PAGE ▸
------------------------

Ce que l'immense Évariste Boshab pense de cet ouvrage
  • lun, 17/11/2025 - 08:58

KINSHASA, PARIS, BRUXELLES.
LE SOFT INTERNATIONAL N°1648 | VENDREDI 14 NOVEMBRE 2025.
Préface de l’ouvrage « Une histoire du Congo, de Mobutu à Tshisekedi, ce que je sais ».

Livrer une part secrète de sa vie, procéder à une introspection et remonter la source du temps ne semble pas un art facile, et ce pour deux raisons.
Il y a d’abord l’autocensure, des détails que l’on doit emporter dans sa tombe, qui ne doivent en aucun cas être dévoilés ni révélés. Quels sont ces détails ? On les devine, non pas aux traces d’inachevé laissées dans son sillage comme autant de preuves, mais grâce au pressentiment suivant lequel, dans tout récit lors de sa relecture, demeure une certaine part de mystère.

------------------------

DONNÉES FOURNIES ▸
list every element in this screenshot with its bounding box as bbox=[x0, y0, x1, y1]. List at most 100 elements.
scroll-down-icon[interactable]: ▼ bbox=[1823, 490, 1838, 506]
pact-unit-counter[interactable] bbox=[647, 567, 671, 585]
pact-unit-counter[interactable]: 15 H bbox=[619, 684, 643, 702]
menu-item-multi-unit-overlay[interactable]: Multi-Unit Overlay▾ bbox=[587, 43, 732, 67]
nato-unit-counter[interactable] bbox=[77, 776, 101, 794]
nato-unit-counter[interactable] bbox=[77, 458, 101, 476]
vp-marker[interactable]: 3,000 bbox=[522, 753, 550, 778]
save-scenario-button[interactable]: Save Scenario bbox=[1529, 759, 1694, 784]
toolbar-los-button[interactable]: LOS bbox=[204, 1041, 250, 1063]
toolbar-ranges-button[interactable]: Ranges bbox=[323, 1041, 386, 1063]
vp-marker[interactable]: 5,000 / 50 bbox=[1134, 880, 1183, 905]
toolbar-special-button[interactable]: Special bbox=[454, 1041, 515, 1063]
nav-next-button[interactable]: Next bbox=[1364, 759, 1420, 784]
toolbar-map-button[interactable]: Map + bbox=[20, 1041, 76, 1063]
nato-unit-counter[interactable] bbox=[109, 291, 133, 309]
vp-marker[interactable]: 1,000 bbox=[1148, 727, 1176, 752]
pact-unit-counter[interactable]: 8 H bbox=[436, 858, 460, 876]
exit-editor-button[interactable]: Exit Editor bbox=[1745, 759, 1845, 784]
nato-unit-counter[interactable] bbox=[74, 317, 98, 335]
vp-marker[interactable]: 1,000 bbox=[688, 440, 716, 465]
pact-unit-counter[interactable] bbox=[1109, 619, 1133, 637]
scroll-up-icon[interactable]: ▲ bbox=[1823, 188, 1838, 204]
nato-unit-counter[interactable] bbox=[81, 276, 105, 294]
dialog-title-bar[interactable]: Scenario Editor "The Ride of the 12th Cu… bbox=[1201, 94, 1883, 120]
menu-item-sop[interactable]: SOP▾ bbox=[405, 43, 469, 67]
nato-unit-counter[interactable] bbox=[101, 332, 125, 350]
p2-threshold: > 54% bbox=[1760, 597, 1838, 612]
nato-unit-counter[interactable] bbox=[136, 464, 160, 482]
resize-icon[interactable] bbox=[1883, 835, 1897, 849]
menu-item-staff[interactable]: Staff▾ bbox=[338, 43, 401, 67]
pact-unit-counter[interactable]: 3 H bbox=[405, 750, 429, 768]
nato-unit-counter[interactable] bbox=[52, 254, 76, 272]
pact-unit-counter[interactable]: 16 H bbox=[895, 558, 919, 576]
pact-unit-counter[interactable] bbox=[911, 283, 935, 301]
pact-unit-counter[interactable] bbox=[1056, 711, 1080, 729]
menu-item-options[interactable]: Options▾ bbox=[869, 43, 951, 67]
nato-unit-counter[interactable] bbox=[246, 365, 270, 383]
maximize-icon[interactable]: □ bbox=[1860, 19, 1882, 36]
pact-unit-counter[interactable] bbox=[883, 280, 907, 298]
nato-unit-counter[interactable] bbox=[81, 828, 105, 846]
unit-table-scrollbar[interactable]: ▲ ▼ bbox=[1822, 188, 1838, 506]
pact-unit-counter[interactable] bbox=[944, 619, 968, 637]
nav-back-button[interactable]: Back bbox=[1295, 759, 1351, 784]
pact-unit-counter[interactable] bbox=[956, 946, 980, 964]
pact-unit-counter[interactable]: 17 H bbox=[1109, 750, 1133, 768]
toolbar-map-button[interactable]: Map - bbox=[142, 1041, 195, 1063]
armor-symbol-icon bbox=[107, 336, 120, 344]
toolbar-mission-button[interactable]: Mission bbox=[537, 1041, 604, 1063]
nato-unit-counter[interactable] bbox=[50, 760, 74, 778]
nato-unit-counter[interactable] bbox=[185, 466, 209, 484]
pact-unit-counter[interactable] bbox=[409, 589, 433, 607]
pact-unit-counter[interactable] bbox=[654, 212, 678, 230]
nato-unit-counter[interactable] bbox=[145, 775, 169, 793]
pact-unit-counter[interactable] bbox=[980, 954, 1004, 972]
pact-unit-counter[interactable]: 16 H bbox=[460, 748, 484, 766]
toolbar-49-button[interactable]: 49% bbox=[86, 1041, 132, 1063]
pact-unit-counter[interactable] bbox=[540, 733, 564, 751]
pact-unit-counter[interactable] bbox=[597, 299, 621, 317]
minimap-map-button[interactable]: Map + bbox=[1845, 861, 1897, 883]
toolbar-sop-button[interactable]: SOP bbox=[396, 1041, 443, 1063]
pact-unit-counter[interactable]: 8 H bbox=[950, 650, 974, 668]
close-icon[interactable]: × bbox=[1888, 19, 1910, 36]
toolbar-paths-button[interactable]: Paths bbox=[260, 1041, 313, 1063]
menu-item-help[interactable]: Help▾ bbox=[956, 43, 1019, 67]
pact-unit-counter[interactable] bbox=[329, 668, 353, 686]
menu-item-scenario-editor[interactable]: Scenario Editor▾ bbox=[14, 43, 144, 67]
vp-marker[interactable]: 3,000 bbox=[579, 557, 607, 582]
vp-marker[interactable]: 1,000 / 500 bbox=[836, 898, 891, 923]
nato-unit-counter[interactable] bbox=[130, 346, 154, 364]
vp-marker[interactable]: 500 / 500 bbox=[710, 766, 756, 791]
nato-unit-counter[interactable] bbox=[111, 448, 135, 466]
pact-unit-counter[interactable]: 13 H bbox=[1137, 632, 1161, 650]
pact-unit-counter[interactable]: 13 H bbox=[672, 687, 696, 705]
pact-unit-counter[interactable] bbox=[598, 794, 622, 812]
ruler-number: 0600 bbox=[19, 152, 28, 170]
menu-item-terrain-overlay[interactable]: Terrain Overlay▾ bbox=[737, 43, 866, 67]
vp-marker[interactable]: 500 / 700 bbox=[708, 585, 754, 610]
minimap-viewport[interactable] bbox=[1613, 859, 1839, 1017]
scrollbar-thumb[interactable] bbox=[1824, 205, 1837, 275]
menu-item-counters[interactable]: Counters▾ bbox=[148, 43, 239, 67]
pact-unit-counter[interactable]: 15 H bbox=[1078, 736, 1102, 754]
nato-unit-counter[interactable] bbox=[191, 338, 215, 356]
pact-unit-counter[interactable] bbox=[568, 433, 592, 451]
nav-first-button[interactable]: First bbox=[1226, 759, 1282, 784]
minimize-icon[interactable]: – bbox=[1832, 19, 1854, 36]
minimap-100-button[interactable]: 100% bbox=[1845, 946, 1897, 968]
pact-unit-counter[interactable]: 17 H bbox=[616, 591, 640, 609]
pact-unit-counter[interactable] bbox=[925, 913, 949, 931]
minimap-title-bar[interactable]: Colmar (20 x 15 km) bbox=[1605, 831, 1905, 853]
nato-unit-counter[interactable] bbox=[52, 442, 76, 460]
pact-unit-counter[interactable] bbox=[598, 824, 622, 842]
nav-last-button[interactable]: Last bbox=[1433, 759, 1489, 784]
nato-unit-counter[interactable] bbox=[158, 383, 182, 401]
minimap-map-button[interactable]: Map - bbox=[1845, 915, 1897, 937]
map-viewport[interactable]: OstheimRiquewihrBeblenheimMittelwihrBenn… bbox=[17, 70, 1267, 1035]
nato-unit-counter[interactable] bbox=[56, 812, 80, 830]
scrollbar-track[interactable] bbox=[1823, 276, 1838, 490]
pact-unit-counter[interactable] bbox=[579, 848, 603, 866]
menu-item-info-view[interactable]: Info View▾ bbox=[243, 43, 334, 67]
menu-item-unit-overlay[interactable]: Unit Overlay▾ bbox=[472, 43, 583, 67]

------------------------

EXERCICES PROPOSÉS ▸
1. Indiquez si chacune des affirmations suivantes concorde avec la préface, en répondant par oui ou par non et en citant les mots décisifs : (a) livrer une part secrète de sa vie y est présenté comme un art facile ; (b) la difficulté s'explique par deux raisons ; (c) les détails tus se devinent aux traces d'inachevé laissées comme preuves.
2. Recopiez tout le passage de la préface qui va de « Préface de l’ouvrage » jusqu'à « part de mystère. ».
Les données constituent un matériau indépendant de la préface.

CORRIGÉS DÉTAILLÉS ▸
1.
(a) Non : « ne semble pas un art facile ».
(b) Oui : « et ce pour deux raisons ».
(c) Non : « non pas aux traces d’inachevé laissées dans son sillage comme autant de preuves ».

2.
Préface de l’ouvrage « Une histoire du Congo, de Mobutu à Tshisekedi, ce que je sais ».

Livrer une part secrète de sa vie, procéder à une introspection et remonter la source du temps ne semble pas un art facile, et ce pour deux raisons.
Il y a d’abord l’autocensure, des détails que l’on doit emporter dans sa tombe, qui ne doivent en aucun cas être dévoilés ni révélés. Quels sont ces détails ? On les devine, non pas aux traces d’inachevé laissées dans son sillage comme autant de preuves, mais grâce au pressentiment suivant lequel, dans tout récit lors de sa relecture, demeure une certaine part de mystère.